[Data entries]
····················
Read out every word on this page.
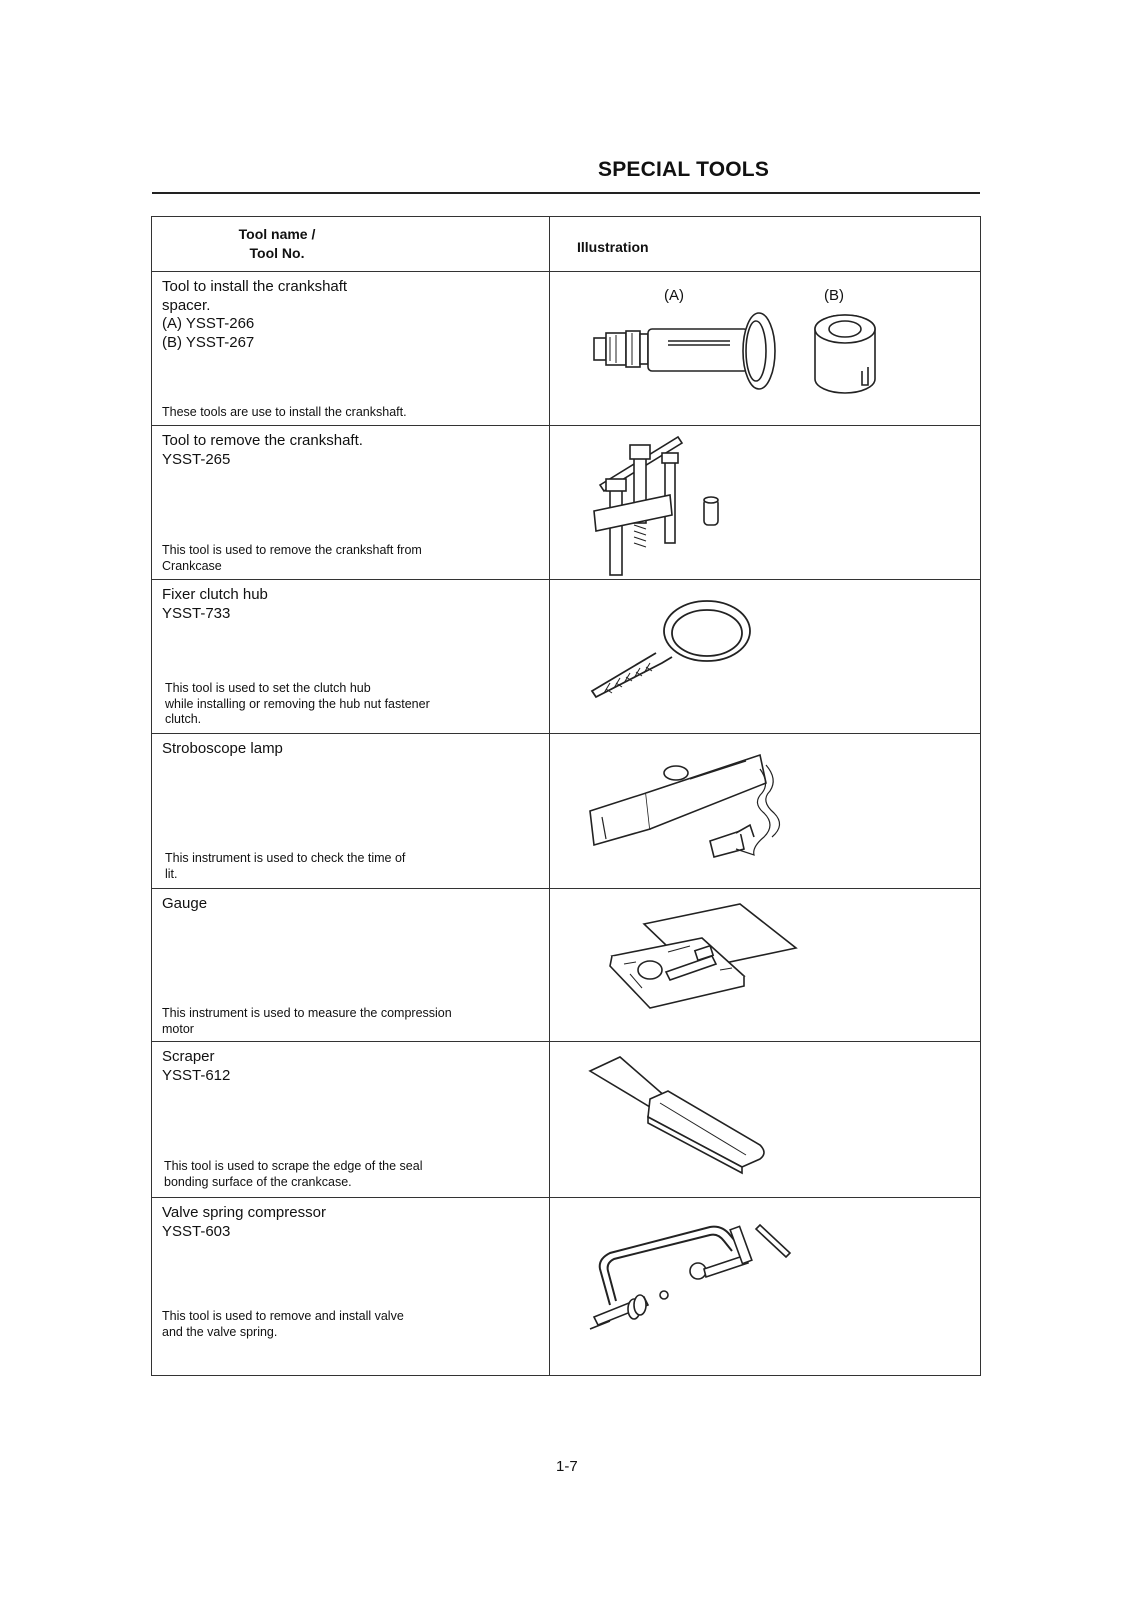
SPECIAL TOOLS
Tool name /
Tool No.	Illustration
Tool to install the crankshaft
spacer.
(A) YSST-266
(B) YSST-267
These tools are use to install the crankshaft.
(A)	(B)
Tool to remove the crankshaft.
YSST-265
This tool is used to remove the crankshaft from
Crankcase
Fixer clutch hub
YSST-733
This tool is used to set the clutch hub
while installing or removing the hub nut fastener
clutch.
Stroboscope lamp
This instrument is used to check the time of
lit.
Gauge
This instrument is used to measure the compression
motor
Scraper
YSST-612
This tool is used to scrape the edge of the seal
bonding surface of the crankcase.
Valve spring compressor
YSST-603
This tool is used to remove and install valve
and the valve spring.
1-7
····················
▶ **What is being asked**: Make an exact copy of the listing above. Do not include the pictures.

▶ **Output below**:
Read out every word on this page.
SPECIAL TOOLS
Tool name /
Tool No.	Illustration
Tool to install the crankshaft
spacer.
(A) YSST-266
(B) YSST-267
These tools are use to install the crankshaft.
(A)	(B)
Tool to remove the crankshaft.
YSST-265
This tool is used to remove the crankshaft from
Crankcase
Fixer clutch hub
YSST-733
This tool is used to set the clutch hub
while installing or removing the hub nut fastener
clutch.
Stroboscope lamp
This instrument is used to check the time of
lit.
Gauge
This instrument is used to measure the compression
motor
Scraper
YSST-612
This tool is used to scrape the edge of the seal
bonding surface of the crankcase.
Valve spring compressor
YSST-603
This tool is used to remove and install valve
and the valve spring.
1-7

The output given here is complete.